-- Start PROVIDED RECORDS --

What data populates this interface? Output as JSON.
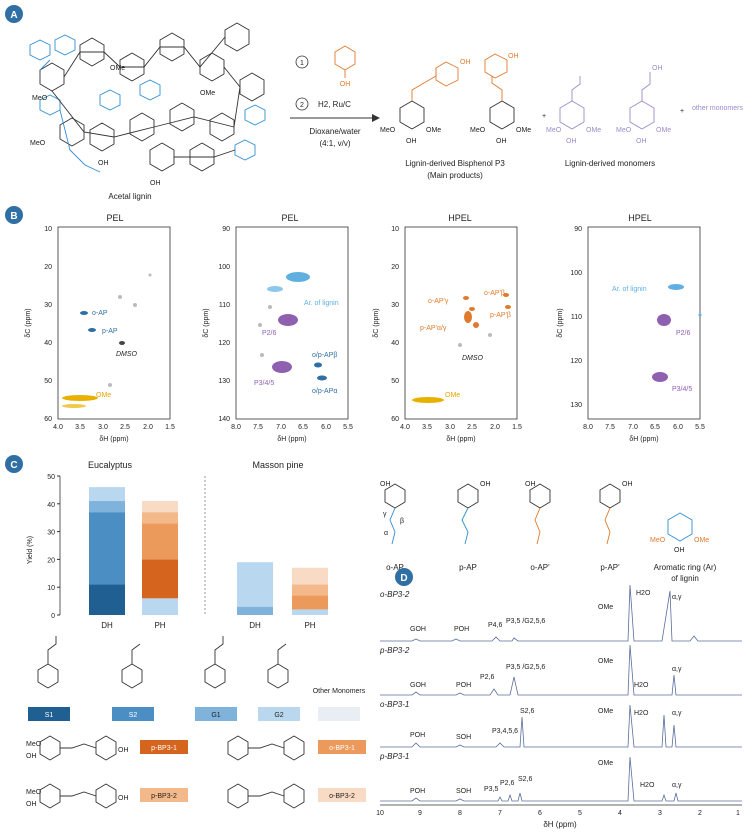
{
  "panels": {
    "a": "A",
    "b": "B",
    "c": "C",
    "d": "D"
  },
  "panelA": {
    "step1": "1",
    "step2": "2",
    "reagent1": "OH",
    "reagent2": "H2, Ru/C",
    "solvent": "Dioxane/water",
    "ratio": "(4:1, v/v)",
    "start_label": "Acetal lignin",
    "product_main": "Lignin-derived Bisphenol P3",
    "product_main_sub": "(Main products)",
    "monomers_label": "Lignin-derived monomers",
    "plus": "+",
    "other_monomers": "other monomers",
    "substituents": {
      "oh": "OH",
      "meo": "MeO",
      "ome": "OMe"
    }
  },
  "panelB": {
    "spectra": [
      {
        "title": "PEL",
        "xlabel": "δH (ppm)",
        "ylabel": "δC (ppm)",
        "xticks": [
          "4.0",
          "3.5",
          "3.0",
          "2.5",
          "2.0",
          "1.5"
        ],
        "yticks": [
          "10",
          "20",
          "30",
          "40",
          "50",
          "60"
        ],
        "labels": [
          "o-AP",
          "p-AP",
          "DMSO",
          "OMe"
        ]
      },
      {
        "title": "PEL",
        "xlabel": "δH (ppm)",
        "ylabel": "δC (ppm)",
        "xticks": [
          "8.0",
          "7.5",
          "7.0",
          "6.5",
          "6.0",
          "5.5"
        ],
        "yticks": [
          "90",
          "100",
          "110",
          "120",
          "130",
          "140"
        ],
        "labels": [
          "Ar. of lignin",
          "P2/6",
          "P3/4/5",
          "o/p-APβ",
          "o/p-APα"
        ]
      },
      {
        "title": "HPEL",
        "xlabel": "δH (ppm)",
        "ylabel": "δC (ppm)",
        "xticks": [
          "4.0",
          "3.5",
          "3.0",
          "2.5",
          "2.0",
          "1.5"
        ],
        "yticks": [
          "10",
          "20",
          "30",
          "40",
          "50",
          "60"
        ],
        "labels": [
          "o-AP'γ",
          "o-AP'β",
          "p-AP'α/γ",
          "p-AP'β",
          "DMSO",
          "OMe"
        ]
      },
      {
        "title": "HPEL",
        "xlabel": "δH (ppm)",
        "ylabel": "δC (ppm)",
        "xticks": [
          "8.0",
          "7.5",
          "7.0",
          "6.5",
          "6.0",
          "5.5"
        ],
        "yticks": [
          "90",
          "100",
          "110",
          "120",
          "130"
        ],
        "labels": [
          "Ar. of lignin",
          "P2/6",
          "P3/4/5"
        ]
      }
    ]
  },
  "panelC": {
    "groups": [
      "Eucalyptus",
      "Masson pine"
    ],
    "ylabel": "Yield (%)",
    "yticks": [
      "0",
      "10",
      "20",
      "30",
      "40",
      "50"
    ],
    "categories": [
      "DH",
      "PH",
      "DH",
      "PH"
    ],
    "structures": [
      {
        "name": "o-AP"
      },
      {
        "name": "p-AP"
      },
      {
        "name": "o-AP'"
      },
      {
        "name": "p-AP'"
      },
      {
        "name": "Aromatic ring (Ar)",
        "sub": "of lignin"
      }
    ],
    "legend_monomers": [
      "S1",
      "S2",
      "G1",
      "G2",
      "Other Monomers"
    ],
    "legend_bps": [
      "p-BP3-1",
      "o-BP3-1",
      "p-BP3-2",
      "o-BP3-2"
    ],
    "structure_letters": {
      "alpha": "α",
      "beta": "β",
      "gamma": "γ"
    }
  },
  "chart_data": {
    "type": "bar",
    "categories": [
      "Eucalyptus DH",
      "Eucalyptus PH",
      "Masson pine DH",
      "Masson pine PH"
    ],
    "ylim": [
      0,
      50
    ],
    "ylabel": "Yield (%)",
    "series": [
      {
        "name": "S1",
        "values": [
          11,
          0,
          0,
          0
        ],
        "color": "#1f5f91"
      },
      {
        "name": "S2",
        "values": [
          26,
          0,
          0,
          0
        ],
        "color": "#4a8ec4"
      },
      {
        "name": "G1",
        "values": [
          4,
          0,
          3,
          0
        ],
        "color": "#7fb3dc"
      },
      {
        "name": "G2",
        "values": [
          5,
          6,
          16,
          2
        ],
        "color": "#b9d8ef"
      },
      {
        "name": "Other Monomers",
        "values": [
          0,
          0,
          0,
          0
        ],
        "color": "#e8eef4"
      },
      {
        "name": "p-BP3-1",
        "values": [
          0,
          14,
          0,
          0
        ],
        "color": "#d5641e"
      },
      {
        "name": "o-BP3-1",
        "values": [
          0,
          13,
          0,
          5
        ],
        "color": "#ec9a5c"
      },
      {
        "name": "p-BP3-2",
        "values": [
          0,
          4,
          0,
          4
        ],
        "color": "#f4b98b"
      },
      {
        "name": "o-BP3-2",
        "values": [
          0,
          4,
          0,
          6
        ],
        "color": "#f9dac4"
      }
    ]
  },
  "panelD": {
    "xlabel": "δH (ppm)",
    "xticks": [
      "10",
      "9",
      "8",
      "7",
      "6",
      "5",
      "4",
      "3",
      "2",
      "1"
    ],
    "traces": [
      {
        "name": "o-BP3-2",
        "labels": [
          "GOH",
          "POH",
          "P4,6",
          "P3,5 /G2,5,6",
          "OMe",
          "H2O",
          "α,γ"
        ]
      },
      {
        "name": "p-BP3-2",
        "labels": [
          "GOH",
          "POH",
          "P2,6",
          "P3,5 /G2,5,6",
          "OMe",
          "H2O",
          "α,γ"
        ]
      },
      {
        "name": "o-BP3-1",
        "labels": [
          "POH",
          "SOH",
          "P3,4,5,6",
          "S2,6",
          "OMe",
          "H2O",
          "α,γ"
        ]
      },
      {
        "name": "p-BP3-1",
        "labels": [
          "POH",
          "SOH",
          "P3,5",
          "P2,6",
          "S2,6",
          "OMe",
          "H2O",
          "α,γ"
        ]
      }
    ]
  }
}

-- End PROVIDED RECORDS --

▶ **PROBLEM DETAILS**: Omitting all images, print the listing exactly.

▶ **OUTPUT FOR THIS EXERCISE**:
What data populates this interface? Output as JSON.
{
  "panels": {
    "a": "A",
    "b": "B",
    "c": "C",
    "d": "D"
  },
  "panelA": {
    "step1": "1",
    "step2": "2",
    "reagent1": "OH",
    "reagent2": "H2, Ru/C",
    "solvent": "Dioxane/water",
    "ratio": "(4:1, v/v)",
    "start_label": "Acetal lignin",
    "product_main": "Lignin-derived Bisphenol P3",
    "product_main_sub": "(Main products)",
    "monomers_label": "Lignin-derived monomers",
    "plus": "+",
    "other_monomers": "other monomers",
    "substituents": {
      "oh": "OH",
      "meo": "MeO",
      "ome": "OMe"
    }
  },
  "panelB": {
    "spectra": [
      {
        "title": "PEL",
        "xlabel": "δH (ppm)",
        "ylabel": "δC (ppm)",
        "xticks": [
          "4.0",
          "3.5",
          "3.0",
          "2.5",
          "2.0",
          "1.5"
        ],
        "yticks": [
          "10",
          "20",
          "30",
          "40",
          "50",
          "60"
        ],
        "labels": [
          "o-AP",
          "p-AP",
          "DMSO",
          "OMe"
        ]
      },
      {
        "title": "PEL",
        "xlabel": "δH (ppm)",
        "ylabel": "δC (ppm)",
        "xticks": [
          "8.0",
          "7.5",
          "7.0",
          "6.5",
          "6.0",
          "5.5"
        ],
        "yticks": [
          "90",
          "100",
          "110",
          "120",
          "130",
          "140"
        ],
        "labels": [
          "Ar. of lignin",
          "P2/6",
          "P3/4/5",
          "o/p-APβ",
          "o/p-APα"
        ]
      },
      {
        "title": "HPEL",
        "xlabel": "δH (ppm)",
        "ylabel": "δC (ppm)",
        "xticks": [
          "4.0",
          "3.5",
          "3.0",
          "2.5",
          "2.0",
          "1.5"
        ],
        "yticks": [
          "10",
          "20",
          "30",
          "40",
          "50",
          "60"
        ],
        "labels": [
          "o-AP'γ",
          "o-AP'β",
          "p-AP'α/γ",
          "p-AP'β",
          "DMSO",
          "OMe"
        ]
      },
      {
        "title": "HPEL",
        "xlabel": "δH (ppm)",
        "ylabel": "δC (ppm)",
        "xticks": [
          "8.0",
          "7.5",
          "7.0",
          "6.5",
          "6.0",
          "5.5"
        ],
        "yticks": [
          "90",
          "100",
          "110",
          "120",
          "130"
        ],
        "labels": [
          "Ar. of lignin",
          "P2/6",
          "P3/4/5"
        ]
      }
    ]
  },
  "panelC": {
    "groups": [
      "Eucalyptus",
      "Masson pine"
    ],
    "ylabel": "Yield (%)",
    "yticks": [
      "0",
      "10",
      "20",
      "30",
      "40",
      "50"
    ],
    "categories": [
      "DH",
      "PH",
      "DH",
      "PH"
    ],
    "structures": [
      {
        "name": "o-AP"
      },
      {
        "name": "p-AP"
      },
      {
        "name": "o-AP'"
      },
      {
        "name": "p-AP'"
      },
      {
        "name": "Aromatic ring (Ar)",
        "sub": "of lignin"
      }
    ],
    "legend_monomers": [
      "S1",
      "S2",
      "G1",
      "G2",
      "Other Monomers"
    ],
    "legend_bps": [
      "p-BP3-1",
      "o-BP3-1",
      "p-BP3-2",
      "o-BP3-2"
    ],
    "structure_letters": {
      "alpha": "α",
      "beta": "β",
      "gamma": "γ"
    }
  },
  "chart_data": {
    "type": "bar",
    "categories": [
      "Eucalyptus DH",
      "Eucalyptus PH",
      "Masson pine DH",
      "Masson pine PH"
    ],
    "ylim": [
      0,
      50
    ],
    "ylabel": "Yield (%)",
    "series": [
      {
        "name": "S1",
        "values": [
          11,
          0,
          0,
          0
        ],
        "color": "#1f5f91"
      },
      {
        "name": "S2",
        "values": [
          26,
          0,
          0,
          0
        ],
        "color": "#4a8ec4"
      },
      {
        "name": "G1",
        "values": [
          4,
          0,
          3,
          0
        ],
        "color": "#7fb3dc"
      },
      {
        "name": "G2",
        "values": [
          5,
          6,
          16,
          2
        ],
        "color": "#b9d8ef"
      },
      {
        "name": "Other Monomers",
        "values": [
          0,
          0,
          0,
          0
        ],
        "color": "#e8eef4"
      },
      {
        "name": "p-BP3-1",
        "values": [
          0,
          14,
          0,
          0
        ],
        "color": "#d5641e"
      },
      {
        "name": "o-BP3-1",
        "values": [
          0,
          13,
          0,
          5
        ],
        "color": "#ec9a5c"
      },
      {
        "name": "p-BP3-2",
        "values": [
          0,
          4,
          0,
          4
        ],
        "color": "#f4b98b"
      },
      {
        "name": "o-BP3-2",
        "values": [
          0,
          4,
          0,
          6
        ],
        "color": "#f9dac4"
      }
    ]
  },
  "panelD": {
    "xlabel": "δH (ppm)",
    "xticks": [
      "10",
      "9",
      "8",
      "7",
      "6",
      "5",
      "4",
      "3",
      "2",
      "1"
    ],
    "traces": [
      {
        "name": "o-BP3-2",
        "labels": [
          "GOH",
          "POH",
          "P4,6",
          "P3,5 /G2,5,6",
          "OMe",
          "H2O",
          "α,γ"
        ]
      },
      {
        "name": "p-BP3-2",
        "labels": [
          "GOH",
          "POH",
          "P2,6",
          "P3,5 /G2,5,6",
          "OMe",
          "H2O",
          "α,γ"
        ]
      },
      {
        "name": "o-BP3-1",
        "labels": [
          "POH",
          "SOH",
          "P3,4,5,6",
          "S2,6",
          "OMe",
          "H2O",
          "α,γ"
        ]
      },
      {
        "name": "p-BP3-1",
        "labels": [
          "POH",
          "SOH",
          "P3,5",
          "P2,6",
          "S2,6",
          "OMe",
          "H2O",
          "α,γ"
        ]
      }
    ]
  }
}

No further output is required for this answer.